**Request:**
Please write out the material that follows, exactly as it stands.

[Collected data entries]
· · · · ·

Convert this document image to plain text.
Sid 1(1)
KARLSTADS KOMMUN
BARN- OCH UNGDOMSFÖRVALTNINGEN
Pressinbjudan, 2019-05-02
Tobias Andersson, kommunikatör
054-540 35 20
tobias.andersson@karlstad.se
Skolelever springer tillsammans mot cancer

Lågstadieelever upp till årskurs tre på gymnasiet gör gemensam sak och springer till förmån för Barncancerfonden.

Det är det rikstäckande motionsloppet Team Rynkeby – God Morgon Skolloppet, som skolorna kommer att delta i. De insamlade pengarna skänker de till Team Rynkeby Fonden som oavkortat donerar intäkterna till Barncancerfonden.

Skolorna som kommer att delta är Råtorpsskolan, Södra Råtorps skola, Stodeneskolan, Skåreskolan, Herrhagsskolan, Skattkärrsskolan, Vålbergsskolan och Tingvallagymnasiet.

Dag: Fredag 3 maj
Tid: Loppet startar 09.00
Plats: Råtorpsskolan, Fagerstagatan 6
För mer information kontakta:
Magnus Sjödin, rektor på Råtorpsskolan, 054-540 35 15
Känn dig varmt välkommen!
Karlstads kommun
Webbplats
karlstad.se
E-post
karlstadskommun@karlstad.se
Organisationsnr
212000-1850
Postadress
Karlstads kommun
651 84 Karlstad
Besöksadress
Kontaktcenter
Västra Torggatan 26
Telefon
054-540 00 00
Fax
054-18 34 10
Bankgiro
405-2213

· · · · ·

**Answer to this exercise:**
Convert this document image to plain text.
Sid 1(1)
KARLSTADS KOMMUN
BARN- OCH UNGDOMSFÖRVALTNINGEN
Pressinbjudan, 2019-05-02
Tobias Andersson, kommunikatör
054-540 35 20
tobias.andersson@karlstad.se
Skolelever springer tillsammans mot cancer

Lågstadieelever upp till årskurs tre på gymnasiet gör gemensam sak och springer till förmån för Barncancerfonden.

Det är det rikstäckande motionsloppet Team Rynkeby – God Morgon Skolloppet, som skolorna kommer att delta i. De insamlade pengarna skänker de till Team Rynkeby Fonden som oavkortat donerar intäkterna till Barncancerfonden.

Skolorna som kommer att delta är Råtorpsskolan, Södra Råtorps skola, Stodeneskolan, Skåreskolan, Herrhagsskolan, Skattkärrsskolan, Vålbergsskolan och Tingvallagymnasiet.

Dag: Fredag 3 maj
Tid: Loppet startar 09.00
Plats: Råtorpsskolan, Fagerstagatan 6
För mer information kontakta:
Magnus Sjödin, rektor på Råtorpsskolan, 054-540 35 15
Känn dig varmt välkommen!
Karlstads kommun
Webbplats
karlstad.se
E-post
karlstadskommun@karlstad.se
Organisationsnr
212000-1850
Postadress
Karlstads kommun
651 84 Karlstad
Besöksadress
Kontaktcenter
Västra Torggatan 26
Telefon
054-540 00 00
Fax
054-18 34 10
Bankgiro
405-2213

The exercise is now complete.